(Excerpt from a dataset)
** BEGIN **

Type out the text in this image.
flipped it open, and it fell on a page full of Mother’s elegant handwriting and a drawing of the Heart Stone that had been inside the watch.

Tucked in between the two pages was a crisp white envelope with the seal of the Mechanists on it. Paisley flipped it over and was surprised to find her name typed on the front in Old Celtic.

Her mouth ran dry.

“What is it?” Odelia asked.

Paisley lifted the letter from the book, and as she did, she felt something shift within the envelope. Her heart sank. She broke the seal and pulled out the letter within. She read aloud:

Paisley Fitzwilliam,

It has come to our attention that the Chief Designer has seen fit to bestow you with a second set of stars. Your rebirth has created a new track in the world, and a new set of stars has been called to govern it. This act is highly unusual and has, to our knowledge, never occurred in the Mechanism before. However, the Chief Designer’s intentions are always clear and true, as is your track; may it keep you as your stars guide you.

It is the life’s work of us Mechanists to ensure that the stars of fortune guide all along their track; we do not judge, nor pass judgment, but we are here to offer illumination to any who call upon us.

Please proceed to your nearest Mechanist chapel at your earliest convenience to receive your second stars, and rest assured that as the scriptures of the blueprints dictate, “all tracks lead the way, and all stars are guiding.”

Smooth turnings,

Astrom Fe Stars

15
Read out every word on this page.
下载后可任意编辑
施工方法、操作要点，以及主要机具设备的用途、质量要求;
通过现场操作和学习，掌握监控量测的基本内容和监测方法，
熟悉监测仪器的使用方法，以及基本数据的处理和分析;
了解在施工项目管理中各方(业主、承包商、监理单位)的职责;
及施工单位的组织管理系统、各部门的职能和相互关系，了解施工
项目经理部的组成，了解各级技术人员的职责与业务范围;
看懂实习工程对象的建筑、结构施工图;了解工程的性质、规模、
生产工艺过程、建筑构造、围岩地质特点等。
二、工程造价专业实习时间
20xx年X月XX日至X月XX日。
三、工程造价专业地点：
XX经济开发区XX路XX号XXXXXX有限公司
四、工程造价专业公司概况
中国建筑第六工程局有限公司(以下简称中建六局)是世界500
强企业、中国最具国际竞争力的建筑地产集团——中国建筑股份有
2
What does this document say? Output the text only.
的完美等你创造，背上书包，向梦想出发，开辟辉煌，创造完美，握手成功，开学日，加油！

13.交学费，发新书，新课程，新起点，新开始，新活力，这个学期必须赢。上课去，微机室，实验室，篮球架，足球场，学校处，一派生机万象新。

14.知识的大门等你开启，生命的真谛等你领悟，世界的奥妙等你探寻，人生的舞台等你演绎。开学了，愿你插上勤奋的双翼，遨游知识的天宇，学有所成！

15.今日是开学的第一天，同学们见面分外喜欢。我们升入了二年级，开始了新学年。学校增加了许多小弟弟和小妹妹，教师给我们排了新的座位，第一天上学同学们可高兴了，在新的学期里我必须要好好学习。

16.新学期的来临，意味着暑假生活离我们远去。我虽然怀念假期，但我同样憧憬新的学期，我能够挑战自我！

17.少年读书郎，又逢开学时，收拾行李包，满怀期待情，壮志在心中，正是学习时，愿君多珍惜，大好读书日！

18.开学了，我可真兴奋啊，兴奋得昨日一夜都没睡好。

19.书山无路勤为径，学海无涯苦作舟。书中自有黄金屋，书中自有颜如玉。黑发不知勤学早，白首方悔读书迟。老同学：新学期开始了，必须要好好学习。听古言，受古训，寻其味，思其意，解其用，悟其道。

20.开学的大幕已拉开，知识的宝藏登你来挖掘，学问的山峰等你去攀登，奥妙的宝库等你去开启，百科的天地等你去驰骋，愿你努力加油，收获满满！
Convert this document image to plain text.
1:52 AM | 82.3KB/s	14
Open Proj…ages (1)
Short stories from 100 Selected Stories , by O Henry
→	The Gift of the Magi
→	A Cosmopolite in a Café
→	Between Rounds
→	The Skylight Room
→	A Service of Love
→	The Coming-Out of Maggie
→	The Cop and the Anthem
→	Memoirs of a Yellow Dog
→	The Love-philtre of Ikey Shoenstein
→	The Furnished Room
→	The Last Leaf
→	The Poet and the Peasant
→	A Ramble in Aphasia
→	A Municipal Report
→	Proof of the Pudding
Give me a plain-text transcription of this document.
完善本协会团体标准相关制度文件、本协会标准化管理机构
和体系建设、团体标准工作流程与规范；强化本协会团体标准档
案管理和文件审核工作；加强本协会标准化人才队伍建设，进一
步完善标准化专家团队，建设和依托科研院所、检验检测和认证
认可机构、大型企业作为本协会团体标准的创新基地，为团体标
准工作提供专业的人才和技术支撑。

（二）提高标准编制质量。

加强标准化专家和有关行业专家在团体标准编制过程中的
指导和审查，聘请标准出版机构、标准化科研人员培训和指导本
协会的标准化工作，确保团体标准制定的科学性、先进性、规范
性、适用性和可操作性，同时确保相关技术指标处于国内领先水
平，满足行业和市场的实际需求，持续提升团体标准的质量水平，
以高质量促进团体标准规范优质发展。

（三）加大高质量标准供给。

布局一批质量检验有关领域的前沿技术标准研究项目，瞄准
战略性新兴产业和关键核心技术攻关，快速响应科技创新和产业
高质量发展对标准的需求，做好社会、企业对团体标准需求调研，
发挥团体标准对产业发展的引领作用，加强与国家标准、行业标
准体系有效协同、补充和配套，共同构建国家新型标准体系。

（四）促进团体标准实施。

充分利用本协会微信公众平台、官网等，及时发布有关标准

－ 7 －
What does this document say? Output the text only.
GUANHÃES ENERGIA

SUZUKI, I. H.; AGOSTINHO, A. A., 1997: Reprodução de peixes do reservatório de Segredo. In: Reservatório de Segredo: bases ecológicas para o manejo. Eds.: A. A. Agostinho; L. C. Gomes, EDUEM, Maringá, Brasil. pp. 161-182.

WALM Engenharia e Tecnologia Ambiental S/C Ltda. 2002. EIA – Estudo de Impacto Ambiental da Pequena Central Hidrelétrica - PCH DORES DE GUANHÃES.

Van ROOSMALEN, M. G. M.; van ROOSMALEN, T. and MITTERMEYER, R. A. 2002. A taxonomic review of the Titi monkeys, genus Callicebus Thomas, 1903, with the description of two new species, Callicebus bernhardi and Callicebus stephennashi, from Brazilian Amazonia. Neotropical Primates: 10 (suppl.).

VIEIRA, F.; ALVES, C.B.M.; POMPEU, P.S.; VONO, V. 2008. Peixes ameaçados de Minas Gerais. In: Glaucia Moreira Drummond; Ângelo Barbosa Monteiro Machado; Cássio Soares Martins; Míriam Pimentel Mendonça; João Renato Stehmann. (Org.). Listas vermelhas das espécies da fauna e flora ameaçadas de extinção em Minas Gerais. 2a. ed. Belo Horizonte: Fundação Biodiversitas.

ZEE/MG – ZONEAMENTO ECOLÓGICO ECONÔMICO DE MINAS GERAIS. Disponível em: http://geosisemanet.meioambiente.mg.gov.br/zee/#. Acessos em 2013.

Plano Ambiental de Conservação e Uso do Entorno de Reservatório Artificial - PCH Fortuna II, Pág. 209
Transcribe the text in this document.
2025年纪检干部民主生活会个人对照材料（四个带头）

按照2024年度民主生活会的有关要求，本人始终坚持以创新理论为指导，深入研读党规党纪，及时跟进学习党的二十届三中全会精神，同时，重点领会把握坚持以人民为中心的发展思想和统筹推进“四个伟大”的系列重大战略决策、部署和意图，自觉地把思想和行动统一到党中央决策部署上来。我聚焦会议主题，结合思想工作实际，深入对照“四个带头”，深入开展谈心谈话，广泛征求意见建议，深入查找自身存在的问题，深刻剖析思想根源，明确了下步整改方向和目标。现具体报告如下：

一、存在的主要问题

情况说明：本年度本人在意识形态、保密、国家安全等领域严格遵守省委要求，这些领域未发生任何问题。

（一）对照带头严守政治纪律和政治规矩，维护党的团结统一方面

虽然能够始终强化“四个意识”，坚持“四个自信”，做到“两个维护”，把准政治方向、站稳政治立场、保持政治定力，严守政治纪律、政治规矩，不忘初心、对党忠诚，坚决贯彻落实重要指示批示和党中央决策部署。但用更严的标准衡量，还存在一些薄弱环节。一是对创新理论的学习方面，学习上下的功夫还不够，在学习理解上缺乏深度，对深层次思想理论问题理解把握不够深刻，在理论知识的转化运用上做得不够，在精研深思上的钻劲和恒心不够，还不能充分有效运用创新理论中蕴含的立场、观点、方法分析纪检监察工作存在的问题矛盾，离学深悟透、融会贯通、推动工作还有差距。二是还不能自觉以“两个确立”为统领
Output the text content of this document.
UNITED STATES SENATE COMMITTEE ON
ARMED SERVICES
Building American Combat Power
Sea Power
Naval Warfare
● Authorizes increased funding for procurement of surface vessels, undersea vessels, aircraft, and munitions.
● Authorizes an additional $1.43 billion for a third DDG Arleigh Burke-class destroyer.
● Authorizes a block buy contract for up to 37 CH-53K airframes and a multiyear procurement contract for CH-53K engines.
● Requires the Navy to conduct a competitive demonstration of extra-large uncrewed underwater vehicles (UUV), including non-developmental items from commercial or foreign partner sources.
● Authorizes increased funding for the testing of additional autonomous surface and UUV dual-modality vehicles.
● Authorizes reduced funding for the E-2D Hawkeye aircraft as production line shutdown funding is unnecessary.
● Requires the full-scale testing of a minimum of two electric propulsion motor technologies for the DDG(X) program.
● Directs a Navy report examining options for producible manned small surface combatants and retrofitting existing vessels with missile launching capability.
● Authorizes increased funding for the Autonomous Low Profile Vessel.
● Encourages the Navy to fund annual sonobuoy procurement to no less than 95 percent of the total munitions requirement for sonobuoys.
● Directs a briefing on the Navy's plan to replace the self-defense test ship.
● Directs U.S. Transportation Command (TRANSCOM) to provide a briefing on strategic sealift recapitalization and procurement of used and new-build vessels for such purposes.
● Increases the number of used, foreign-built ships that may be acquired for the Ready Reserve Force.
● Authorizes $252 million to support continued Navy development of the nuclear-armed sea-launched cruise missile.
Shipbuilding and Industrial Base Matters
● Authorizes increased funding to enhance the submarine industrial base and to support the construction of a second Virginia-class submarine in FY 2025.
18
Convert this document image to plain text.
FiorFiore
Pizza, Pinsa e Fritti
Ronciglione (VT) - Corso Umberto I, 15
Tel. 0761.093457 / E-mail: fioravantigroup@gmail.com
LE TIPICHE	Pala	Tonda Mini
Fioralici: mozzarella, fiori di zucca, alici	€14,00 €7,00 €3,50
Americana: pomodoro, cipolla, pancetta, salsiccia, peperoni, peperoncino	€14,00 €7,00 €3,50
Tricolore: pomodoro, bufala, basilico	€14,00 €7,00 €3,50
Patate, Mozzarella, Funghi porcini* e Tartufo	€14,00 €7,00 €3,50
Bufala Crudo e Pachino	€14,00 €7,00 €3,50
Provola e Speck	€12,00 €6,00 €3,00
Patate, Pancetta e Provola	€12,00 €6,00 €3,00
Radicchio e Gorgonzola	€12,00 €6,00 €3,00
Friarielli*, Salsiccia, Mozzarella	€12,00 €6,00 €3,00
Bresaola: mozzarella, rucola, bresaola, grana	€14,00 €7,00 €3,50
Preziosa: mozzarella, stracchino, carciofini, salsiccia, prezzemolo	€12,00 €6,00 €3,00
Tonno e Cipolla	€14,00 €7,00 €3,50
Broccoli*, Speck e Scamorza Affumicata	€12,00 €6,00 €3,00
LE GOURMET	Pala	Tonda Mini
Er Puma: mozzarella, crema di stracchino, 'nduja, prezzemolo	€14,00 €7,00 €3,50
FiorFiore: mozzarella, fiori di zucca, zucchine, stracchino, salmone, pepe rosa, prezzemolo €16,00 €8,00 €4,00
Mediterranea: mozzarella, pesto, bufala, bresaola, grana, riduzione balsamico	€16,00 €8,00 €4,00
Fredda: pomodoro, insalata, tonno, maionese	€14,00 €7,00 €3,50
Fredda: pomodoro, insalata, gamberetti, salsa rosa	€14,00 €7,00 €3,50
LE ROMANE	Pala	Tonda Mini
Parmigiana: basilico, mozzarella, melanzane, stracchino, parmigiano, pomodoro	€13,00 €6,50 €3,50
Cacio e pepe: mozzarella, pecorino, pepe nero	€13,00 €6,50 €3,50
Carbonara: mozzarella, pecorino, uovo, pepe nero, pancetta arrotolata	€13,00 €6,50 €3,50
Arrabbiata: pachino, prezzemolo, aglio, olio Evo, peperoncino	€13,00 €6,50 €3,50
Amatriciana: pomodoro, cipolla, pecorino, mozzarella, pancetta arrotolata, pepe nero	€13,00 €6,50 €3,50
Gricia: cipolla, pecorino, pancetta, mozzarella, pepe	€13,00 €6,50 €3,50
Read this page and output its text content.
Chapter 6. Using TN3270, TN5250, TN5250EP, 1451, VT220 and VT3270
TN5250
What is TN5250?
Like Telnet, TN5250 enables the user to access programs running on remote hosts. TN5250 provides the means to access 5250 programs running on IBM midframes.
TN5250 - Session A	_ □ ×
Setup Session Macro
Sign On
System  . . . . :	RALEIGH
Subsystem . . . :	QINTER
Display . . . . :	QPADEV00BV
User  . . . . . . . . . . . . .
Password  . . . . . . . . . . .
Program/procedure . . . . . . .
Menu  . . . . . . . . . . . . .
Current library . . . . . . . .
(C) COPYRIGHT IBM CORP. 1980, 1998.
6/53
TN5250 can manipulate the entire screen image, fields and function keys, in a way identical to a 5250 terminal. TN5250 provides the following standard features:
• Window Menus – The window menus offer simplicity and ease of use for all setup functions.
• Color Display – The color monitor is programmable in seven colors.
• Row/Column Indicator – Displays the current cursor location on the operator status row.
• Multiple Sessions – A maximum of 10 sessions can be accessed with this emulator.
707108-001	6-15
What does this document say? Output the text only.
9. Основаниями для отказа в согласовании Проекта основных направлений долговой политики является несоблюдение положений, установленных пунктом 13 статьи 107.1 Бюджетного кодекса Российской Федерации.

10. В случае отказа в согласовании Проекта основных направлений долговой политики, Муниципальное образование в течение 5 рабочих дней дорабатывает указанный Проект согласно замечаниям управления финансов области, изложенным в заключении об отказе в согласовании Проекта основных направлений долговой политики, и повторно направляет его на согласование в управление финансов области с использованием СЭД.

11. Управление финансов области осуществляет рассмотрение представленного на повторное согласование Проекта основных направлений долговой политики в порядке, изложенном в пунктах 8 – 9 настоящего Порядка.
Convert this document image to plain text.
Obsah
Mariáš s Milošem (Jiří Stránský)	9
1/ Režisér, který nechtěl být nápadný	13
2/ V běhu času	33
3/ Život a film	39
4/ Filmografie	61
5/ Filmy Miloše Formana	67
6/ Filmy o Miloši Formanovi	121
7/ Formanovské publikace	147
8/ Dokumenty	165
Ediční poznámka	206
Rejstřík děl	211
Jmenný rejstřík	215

** END **

* **Exercise objective**: The word "foreign" appears in how many lines of the records? Give the number only.

* **Exercise output**: 2